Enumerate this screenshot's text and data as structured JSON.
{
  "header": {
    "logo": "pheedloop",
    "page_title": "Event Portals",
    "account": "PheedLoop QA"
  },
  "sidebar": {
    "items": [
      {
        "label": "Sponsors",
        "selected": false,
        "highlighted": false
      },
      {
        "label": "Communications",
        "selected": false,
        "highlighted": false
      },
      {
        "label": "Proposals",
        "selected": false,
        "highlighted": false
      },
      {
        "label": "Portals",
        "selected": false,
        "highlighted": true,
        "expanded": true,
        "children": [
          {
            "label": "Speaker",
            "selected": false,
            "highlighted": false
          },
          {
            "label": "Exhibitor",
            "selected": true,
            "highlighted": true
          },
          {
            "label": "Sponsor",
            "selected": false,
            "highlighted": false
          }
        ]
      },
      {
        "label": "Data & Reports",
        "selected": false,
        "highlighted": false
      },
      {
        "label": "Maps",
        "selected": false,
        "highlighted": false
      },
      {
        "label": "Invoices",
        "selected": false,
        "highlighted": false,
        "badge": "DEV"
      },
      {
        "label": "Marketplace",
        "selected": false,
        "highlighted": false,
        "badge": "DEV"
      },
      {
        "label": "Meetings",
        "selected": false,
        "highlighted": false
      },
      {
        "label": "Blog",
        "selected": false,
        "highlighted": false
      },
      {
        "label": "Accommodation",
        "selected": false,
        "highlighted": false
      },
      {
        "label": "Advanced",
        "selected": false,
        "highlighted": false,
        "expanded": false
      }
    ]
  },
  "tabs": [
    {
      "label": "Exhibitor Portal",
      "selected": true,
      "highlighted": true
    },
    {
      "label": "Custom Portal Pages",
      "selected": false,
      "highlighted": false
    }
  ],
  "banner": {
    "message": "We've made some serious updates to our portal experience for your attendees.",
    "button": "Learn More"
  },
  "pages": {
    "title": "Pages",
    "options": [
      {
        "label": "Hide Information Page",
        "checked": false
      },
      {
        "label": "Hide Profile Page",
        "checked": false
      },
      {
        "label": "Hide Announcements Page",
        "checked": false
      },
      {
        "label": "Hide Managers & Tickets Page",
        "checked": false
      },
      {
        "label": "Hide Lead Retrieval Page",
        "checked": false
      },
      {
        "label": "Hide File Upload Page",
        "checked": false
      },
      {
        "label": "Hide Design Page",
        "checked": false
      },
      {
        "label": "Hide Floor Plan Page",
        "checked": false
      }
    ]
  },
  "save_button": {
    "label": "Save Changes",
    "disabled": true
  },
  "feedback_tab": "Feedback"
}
◆ ◆ ◆
● STATED PROBLEM:
Copy out every line holding the string "Exhibitor".

● SOLVED PROBLEM:
            "label": "Exhibitor",
      "label": "Exhibitor Portal",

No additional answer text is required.